TASK DETAILS
Select the lines of the records containing the word "this" and list them.

------------

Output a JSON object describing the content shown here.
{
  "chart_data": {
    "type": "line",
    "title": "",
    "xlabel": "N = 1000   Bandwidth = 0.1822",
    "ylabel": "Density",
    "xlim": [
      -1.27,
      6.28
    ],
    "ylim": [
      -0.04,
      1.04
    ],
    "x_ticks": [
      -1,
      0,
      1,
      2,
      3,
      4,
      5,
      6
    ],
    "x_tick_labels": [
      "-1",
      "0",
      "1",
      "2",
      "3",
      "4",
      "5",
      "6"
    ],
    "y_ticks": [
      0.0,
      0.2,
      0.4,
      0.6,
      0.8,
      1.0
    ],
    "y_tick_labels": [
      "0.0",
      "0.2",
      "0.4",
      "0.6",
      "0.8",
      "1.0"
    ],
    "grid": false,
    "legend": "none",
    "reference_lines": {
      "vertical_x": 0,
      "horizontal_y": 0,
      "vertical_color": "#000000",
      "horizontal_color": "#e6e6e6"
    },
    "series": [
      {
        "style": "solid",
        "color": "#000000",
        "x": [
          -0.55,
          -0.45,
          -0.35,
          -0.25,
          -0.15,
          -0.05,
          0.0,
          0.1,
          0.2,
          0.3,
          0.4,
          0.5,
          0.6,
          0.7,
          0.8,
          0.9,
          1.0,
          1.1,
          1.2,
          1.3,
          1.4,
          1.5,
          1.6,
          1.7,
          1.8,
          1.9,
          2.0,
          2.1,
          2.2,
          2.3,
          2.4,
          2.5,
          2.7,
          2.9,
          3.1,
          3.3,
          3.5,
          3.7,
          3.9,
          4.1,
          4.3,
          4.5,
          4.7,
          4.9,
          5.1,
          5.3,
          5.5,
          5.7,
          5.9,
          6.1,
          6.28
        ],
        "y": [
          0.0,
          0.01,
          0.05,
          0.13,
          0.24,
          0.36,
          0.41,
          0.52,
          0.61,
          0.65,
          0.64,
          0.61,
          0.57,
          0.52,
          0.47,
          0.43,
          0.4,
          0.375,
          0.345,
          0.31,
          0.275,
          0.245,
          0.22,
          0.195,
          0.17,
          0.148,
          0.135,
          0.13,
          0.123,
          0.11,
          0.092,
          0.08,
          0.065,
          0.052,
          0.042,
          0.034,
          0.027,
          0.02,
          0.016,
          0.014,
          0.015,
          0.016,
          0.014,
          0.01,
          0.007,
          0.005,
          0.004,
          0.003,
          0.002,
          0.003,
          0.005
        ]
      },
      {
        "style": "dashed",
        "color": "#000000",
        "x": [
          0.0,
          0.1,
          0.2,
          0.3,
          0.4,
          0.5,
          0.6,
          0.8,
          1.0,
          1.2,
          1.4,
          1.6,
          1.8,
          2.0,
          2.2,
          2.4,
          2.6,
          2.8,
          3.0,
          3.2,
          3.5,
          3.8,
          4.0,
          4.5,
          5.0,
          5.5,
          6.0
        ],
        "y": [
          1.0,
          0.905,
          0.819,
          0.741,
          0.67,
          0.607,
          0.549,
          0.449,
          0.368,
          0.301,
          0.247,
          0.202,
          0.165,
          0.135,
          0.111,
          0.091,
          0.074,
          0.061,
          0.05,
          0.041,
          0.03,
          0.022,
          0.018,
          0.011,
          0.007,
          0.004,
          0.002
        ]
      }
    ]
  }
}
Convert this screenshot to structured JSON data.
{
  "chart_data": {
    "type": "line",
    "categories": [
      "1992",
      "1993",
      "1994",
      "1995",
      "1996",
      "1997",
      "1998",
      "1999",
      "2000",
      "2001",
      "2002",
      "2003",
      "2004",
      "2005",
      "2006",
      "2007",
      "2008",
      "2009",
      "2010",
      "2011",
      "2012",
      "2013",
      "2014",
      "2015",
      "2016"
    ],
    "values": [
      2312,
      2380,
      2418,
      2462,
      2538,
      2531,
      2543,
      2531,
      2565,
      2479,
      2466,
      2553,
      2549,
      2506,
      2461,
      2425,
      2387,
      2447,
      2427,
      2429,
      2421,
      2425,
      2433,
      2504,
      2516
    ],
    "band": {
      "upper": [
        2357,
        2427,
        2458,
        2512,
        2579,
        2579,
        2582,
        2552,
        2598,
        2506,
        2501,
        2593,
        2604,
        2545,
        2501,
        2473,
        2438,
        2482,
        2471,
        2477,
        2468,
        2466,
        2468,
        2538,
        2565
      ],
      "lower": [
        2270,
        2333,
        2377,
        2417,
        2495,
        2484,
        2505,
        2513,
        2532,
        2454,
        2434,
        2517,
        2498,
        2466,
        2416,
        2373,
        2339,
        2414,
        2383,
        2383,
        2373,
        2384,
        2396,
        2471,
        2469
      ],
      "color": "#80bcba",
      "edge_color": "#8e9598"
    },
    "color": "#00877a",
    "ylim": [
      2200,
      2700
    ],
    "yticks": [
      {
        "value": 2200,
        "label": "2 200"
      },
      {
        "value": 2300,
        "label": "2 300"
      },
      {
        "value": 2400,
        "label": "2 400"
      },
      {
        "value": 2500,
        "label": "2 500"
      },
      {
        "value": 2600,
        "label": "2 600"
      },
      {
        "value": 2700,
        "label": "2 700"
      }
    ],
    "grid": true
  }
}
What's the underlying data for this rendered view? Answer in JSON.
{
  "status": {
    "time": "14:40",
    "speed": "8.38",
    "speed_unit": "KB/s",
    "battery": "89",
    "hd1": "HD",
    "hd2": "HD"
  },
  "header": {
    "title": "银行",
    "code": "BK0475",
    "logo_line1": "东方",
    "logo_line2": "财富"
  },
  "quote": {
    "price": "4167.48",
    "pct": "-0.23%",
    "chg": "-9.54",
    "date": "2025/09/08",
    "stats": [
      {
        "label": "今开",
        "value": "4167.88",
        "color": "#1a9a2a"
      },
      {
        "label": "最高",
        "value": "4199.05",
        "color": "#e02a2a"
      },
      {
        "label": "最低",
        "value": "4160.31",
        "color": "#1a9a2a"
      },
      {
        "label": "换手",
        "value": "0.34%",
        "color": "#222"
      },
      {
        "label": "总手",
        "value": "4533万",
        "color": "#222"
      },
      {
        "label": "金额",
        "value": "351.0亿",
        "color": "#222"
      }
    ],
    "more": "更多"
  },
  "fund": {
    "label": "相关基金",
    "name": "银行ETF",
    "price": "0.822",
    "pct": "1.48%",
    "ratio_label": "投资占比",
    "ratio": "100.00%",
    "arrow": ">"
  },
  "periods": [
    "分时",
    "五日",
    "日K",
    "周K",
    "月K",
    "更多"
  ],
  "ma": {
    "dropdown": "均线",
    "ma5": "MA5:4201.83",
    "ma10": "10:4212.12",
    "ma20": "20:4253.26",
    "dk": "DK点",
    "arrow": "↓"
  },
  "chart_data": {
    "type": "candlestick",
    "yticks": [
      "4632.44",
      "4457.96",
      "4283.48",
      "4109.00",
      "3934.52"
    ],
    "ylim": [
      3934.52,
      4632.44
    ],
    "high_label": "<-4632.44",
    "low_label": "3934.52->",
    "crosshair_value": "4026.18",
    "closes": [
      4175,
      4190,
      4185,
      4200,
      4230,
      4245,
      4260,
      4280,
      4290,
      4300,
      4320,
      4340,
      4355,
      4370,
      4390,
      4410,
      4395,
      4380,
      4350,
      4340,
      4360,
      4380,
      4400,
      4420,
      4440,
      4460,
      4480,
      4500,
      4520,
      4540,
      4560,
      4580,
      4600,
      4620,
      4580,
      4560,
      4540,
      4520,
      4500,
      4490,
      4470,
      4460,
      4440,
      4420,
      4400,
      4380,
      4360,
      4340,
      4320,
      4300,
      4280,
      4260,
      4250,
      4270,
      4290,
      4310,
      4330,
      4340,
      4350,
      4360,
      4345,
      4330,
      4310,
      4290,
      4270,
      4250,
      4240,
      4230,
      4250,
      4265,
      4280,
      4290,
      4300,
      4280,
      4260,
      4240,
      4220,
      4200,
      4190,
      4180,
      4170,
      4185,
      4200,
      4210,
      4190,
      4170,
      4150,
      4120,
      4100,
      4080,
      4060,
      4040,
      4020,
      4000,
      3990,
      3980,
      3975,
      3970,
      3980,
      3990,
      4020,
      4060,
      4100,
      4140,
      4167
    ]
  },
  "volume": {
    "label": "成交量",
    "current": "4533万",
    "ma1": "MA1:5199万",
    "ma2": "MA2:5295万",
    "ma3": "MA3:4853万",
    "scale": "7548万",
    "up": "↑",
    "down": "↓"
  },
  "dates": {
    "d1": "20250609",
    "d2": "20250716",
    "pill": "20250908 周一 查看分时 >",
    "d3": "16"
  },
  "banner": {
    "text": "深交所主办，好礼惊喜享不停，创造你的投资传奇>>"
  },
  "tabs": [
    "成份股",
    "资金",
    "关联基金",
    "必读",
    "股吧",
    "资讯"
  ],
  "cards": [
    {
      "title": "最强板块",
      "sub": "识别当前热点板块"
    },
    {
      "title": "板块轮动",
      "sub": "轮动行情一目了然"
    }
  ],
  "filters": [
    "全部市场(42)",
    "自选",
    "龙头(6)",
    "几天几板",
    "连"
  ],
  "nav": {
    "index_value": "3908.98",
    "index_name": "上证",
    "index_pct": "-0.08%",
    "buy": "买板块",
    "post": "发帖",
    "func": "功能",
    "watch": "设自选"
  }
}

------------

TASK RESPONSE
Convert this screenshot to structured JSON data.
What's the underlying data for this rendered view? Answer in JSON.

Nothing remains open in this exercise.